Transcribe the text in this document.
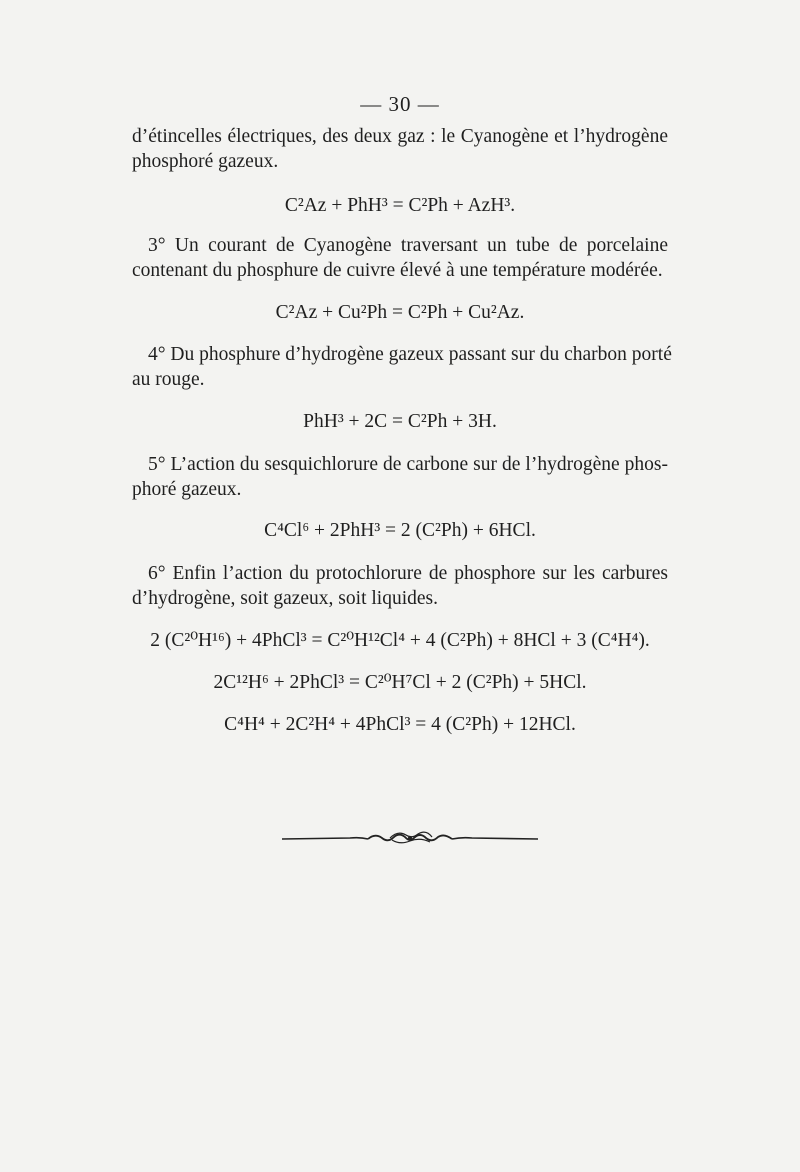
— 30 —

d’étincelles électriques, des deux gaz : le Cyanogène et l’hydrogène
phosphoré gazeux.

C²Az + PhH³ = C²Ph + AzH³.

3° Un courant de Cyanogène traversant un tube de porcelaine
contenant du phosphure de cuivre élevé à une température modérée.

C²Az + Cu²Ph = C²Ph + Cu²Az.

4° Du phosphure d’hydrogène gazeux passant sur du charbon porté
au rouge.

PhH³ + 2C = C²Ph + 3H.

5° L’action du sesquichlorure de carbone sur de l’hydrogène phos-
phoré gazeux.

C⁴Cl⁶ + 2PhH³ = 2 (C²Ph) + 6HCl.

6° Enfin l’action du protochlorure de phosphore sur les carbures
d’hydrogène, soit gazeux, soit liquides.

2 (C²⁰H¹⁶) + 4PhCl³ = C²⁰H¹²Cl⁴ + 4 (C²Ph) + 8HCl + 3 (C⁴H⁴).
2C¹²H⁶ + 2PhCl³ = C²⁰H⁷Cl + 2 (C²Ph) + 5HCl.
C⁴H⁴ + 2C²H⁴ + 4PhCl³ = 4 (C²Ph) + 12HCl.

==

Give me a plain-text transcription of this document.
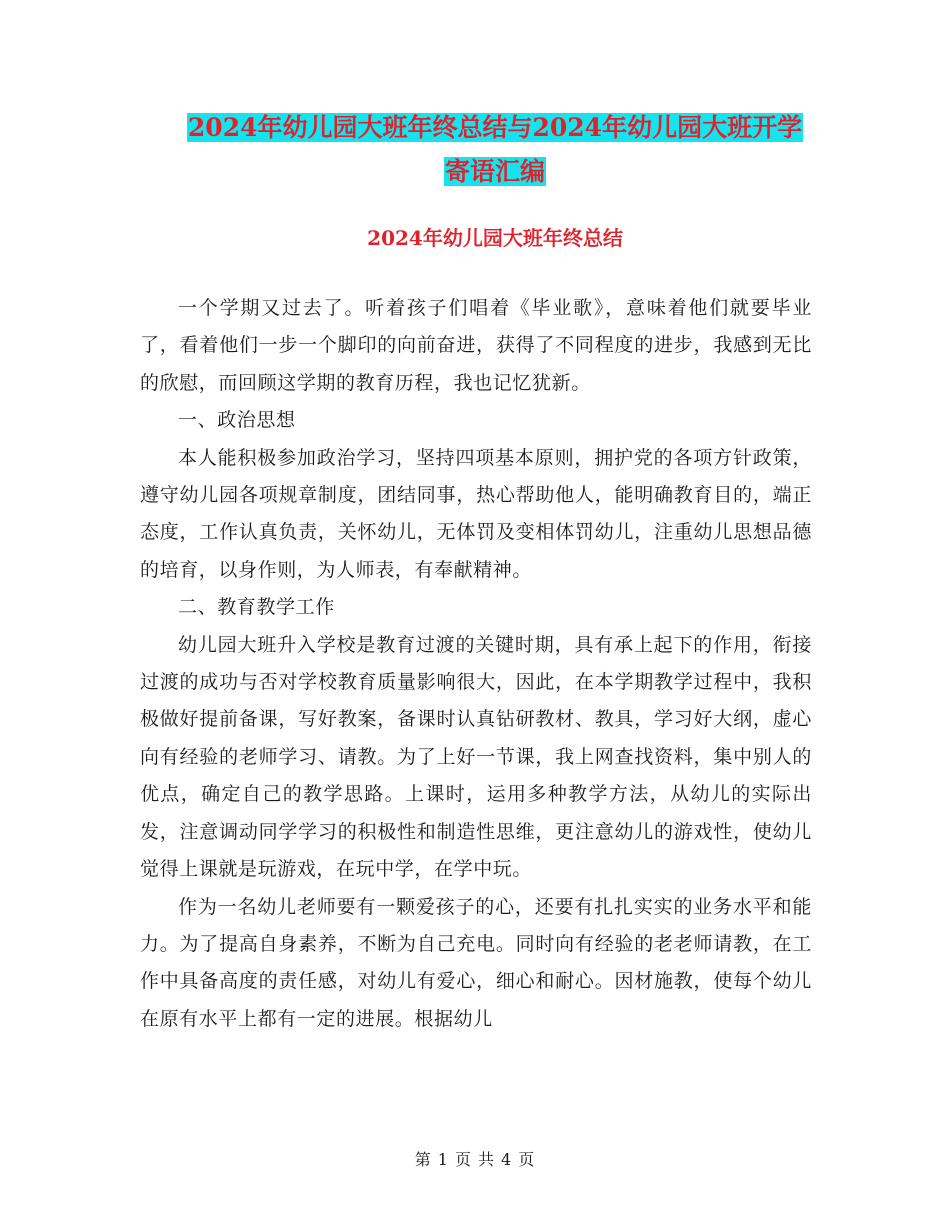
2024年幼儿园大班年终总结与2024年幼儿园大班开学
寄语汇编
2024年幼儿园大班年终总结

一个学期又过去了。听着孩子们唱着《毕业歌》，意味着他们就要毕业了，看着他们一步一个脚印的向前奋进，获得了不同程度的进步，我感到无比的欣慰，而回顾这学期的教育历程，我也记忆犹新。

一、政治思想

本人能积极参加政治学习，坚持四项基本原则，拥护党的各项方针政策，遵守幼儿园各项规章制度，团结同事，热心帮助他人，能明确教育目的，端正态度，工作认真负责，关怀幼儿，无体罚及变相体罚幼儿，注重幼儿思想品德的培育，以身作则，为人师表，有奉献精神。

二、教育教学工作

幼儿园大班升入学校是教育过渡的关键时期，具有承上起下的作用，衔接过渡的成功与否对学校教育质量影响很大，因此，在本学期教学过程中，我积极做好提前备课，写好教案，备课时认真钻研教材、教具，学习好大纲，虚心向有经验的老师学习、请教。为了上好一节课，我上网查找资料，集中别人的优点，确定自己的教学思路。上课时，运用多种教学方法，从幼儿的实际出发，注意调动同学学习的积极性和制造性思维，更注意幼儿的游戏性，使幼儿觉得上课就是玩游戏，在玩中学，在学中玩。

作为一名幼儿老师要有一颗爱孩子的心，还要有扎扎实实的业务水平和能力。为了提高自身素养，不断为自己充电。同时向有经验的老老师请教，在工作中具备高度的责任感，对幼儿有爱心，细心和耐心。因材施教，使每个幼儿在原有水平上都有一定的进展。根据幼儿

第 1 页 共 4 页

* * *

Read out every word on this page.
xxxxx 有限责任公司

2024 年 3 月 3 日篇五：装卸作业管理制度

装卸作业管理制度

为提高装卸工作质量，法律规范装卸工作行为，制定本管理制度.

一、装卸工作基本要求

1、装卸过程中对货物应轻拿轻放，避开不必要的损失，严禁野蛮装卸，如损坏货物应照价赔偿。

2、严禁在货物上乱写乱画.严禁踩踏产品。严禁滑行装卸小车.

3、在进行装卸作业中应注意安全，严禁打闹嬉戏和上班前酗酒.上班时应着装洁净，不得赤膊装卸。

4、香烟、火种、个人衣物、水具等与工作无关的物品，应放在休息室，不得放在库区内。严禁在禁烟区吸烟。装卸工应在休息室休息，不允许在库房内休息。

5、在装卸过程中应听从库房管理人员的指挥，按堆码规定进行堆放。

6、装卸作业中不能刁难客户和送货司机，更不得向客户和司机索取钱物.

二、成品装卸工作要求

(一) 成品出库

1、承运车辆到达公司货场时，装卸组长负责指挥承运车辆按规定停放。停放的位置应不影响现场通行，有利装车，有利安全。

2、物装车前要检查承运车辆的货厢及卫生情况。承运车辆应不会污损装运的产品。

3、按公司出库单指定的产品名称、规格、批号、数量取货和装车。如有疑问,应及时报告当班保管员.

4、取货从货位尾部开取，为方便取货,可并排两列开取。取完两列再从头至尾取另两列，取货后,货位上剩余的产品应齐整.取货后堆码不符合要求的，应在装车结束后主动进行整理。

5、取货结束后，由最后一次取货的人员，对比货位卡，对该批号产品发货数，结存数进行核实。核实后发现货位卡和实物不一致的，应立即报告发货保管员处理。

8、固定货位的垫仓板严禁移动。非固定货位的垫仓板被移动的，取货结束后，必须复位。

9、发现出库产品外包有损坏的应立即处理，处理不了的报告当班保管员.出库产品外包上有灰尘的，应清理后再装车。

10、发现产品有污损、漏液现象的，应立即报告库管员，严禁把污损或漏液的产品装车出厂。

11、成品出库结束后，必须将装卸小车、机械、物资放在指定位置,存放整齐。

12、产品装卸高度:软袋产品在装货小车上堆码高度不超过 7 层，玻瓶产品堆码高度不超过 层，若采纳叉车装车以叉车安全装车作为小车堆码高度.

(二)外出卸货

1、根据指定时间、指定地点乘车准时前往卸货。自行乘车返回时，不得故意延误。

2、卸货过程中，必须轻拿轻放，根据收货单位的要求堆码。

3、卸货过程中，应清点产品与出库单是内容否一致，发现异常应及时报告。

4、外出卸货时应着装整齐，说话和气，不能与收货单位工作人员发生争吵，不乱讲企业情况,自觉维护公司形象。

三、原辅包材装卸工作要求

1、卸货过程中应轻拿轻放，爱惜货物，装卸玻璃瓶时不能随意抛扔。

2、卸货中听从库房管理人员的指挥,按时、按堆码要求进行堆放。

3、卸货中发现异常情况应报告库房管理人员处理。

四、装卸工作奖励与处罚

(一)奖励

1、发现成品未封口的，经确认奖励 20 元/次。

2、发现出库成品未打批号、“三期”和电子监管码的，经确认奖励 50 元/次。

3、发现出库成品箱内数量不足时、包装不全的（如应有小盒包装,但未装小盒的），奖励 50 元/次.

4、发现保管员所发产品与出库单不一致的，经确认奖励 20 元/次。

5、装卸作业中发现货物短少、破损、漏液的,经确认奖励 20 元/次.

**Task directions**
Select every line above that contains the word "经确认奖励", and copy it.

**Result of this exercise**
1、发现成品未封口的，经确认奖励 20 元/次。
2、发现出库成品未打批号、“三期”和电子监管码的，经确认奖励 50 元/次。
4、发现保管员所发产品与出库单不一致的，经确认奖励 20 元/次。
5、装卸作业中发现货物短少、破损、漏液的,经确认奖励 20 元/次.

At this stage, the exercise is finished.